Auch Spanien entkam einer gewaltsamen Auflösung, als Generalssimo Francisco Francos Diktatur bei seinem Tod zusammenbrach. Dafür verdient der alte Diktator etwas Anerkennung, denn indem er kurz vor seinem Tod die Monarchie unter König Juan Carlos wieder einführte, gab Franco Spanien ein Fundament, auf dem es neu aufgebaut werden konnte. Franco erkannte kaum, dass das, was Juan Carlos mit der Hilfe eines schlauen, jungen Bürokraten aus der Franco-Ära namens Adolfo Suarez aufbauen würde, das moderne, demokratische Spanien von heute wäre.
Fidel Castro: Der Herbst des Commandante (2)
Es ist kein Zufall, dass kommunistische Länder normalerweise von betagten Politikern, und Demokratien von jüngeren Männern und Frauen geleitet wurden (und werden). Dieser Unterschied ist wichtig. Alte Machthaber können erfolgreich reibungslos funktionierende Länder leiten, die keine radikale Überprüfung ihrer Politik und Ziele benötigen. Natürlich gibt es Ausnahmen von dieser Regel – Churchill, Adenauer, Deng, Reagan. Aber kein Staat kann sich darauf verlassen, dass das Schicksal ihm einen außergewöhnlichen Herrscher zuspielt. Es ist wahrscheinlicher, dass jüngere Machthaber mit dem Hin und Her in schwierigen Zeiten besser zurechtkommen.
Aufgrund des politischen Konkurrenzkampfs müssen alle Politiker unabhängig von ihrem Alter am Ball bleiben, neue Probleme frühzeitig erkennen und offen für neue Ideen bleiben, die diese Probleme angehen. Niemand kann es sich in seinem hohen Amt bequem machen, abhängig nur vom Tod oder der eigenen Langeweile. Einparteiensysteme, charismatische Ein-Mann-Diktaturen oder eine Kombination beider, wie in Titos Jugoslawien, sind eine Garantie für verkalkte Geister und untätige Regierungen.
Was wird also nach Fidels Ableben aus Kuba? Viele Beobachter stellen Raúl Castro, Fidels jüngeren Bruder und designierten Nachfolger, als Pragmatiker dar – den „praktischen Castro“. Als die großzügigen sowjetischen Zuwendungen an Kuba in den frühen 90er Jahren wegfielen, war es Raúl, der erkannte, dass für das Überleben des Regimes Wirtschaftsreformen notwendig waren, und darauf drang, dass private Bauernmärkte wieder öffnen durften, um die Lebensmittelproduktion anzukurbeln und einen möglichen Hungertod abzuwenden.

###

Prüfe, ob die folgenden Aussagen mit dem Auszug übereinstimmen, und beantworte jede mit Ja oder Nein samt den entscheidenden Worten des Auszugs als genauem Zitat.
1. Franco führte kurz vor seinem Tod die Monarchie unter König Juan Carlos wieder ein.
2. Demokratien wurden normalerweise von betagten Politikern geleitet.
3. Raúl Castro ist Fidels älterer Bruder.
Stütze dich dabei einzig auf den Auszug.

###

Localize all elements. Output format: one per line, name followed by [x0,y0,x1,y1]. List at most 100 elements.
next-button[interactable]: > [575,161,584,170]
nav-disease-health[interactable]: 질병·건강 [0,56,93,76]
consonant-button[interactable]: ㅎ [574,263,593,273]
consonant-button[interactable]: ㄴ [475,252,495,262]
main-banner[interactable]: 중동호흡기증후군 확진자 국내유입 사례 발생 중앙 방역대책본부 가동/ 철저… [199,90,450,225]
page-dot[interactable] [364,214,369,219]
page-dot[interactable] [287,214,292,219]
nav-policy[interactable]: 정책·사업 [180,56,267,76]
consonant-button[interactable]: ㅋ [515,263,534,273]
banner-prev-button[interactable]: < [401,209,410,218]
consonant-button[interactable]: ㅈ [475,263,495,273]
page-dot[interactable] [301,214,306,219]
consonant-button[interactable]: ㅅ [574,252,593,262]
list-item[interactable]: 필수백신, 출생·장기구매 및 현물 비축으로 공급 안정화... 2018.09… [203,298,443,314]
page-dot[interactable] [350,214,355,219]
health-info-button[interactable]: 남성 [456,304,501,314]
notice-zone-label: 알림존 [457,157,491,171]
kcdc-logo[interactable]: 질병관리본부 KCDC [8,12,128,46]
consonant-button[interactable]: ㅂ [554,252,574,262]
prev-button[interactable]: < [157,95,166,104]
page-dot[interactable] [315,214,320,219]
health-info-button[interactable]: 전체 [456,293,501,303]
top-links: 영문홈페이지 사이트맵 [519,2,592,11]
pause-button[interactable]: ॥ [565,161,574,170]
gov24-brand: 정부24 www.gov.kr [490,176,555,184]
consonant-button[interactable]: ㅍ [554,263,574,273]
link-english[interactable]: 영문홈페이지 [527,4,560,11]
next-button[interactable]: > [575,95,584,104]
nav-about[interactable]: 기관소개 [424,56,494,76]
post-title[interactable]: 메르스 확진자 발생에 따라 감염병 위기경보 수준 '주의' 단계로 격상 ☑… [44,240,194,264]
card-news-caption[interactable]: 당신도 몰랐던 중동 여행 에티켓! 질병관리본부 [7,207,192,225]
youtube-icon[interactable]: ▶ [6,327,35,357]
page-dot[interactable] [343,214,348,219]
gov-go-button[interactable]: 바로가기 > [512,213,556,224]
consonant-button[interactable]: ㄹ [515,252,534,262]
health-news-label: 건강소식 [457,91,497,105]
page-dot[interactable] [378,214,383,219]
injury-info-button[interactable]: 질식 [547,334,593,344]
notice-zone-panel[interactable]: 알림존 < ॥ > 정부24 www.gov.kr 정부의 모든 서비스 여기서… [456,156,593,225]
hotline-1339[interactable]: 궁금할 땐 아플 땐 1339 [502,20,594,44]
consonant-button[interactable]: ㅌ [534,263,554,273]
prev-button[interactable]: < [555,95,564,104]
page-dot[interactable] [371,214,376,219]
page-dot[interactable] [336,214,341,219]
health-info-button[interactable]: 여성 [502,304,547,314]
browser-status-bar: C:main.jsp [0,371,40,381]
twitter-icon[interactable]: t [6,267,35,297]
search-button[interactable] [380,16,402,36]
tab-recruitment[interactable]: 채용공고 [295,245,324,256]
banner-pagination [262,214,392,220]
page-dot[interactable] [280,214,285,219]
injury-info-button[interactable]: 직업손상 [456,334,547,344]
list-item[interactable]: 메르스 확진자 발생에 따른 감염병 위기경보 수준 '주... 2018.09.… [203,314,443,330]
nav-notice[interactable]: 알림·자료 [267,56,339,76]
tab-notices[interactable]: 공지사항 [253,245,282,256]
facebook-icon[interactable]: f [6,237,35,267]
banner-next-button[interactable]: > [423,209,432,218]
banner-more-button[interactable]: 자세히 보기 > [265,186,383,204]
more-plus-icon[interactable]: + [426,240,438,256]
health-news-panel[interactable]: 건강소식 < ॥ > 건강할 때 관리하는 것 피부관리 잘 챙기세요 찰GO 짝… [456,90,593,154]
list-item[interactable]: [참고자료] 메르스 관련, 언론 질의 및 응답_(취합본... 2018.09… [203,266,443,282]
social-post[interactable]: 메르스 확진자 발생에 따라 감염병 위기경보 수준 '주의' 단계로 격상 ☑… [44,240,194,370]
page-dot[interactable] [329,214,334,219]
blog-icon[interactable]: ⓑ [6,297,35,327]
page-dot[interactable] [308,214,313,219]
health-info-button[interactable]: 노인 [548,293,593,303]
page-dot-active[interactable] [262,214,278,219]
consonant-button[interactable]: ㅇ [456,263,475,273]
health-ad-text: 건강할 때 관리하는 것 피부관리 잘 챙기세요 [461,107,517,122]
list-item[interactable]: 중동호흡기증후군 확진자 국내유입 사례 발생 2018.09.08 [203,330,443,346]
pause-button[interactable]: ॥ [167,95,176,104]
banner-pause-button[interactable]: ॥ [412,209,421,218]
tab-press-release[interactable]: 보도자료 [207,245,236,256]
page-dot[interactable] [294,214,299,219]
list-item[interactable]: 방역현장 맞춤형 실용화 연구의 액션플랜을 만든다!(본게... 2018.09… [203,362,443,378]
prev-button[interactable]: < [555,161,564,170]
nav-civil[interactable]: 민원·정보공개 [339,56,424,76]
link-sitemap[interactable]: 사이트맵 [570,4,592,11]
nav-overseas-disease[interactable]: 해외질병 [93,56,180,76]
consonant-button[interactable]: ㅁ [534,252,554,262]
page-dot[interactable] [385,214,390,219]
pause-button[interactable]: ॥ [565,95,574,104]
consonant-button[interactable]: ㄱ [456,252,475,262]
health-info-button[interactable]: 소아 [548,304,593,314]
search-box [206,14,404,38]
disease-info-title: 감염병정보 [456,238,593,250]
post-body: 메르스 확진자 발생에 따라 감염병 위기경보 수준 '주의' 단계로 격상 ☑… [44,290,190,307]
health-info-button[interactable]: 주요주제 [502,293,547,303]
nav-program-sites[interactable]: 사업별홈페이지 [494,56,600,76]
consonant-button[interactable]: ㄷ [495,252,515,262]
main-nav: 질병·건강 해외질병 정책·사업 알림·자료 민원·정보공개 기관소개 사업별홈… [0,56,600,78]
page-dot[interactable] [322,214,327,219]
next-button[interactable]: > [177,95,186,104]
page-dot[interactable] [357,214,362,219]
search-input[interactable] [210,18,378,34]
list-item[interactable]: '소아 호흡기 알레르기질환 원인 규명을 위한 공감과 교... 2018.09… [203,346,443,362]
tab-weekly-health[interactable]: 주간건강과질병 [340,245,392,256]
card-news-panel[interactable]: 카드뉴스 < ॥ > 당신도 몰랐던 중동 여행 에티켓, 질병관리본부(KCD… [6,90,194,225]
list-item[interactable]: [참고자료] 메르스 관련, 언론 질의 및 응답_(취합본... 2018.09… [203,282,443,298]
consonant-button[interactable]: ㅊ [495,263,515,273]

###

_LÖSUNG_
1. Ja: „indem er kurz vor seinem Tod die Monarchie unter König Juan Carlos wieder einführte“
2. Nein: „Demokratien von jüngeren Männern und Frauen geleitet wurden (und werden)“
3. Nein: „Raúl Castro, Fidels jüngeren Bruder und designierten Nachfolger“